● EXCERPTED DATA
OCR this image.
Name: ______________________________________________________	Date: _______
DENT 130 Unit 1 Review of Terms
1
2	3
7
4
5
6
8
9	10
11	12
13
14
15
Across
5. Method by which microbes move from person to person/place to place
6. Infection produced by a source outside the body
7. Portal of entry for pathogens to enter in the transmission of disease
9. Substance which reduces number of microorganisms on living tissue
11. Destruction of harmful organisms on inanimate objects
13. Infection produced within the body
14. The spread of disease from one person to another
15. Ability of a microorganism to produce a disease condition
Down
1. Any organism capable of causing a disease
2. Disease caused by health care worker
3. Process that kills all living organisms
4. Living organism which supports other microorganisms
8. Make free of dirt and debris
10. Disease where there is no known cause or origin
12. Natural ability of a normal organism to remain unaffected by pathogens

● YOUR OBJECTIVE
Each entry above should be restated exactly as supplied.

● TASK SOLUTION
OCR this image.
Name: ______________________________________________________	Date: _______
DENT 130 Unit 1 Review of Terms
1
2	3
7
4
5
6
8
9	10
11	12
13
14
15
Across
5. Method by which microbes move from person to person/place to place
6. Infection produced by a source outside the body
7. Portal of entry for pathogens to enter in the transmission of disease
9. Substance which reduces number of microorganisms on living tissue
11. Destruction of harmful organisms on inanimate objects
13. Infection produced within the body
14. The spread of disease from one person to another
15. Ability of a microorganism to produce a disease condition
Down
1. Any organism capable of causing a disease
2. Disease caused by health care worker
3. Process that kills all living organisms
4. Living organism which supports other microorganisms
8. Make free of dirt and debris
10. Disease where there is no known cause or origin
12. Natural ability of a normal organism to remain unaffected by pathogens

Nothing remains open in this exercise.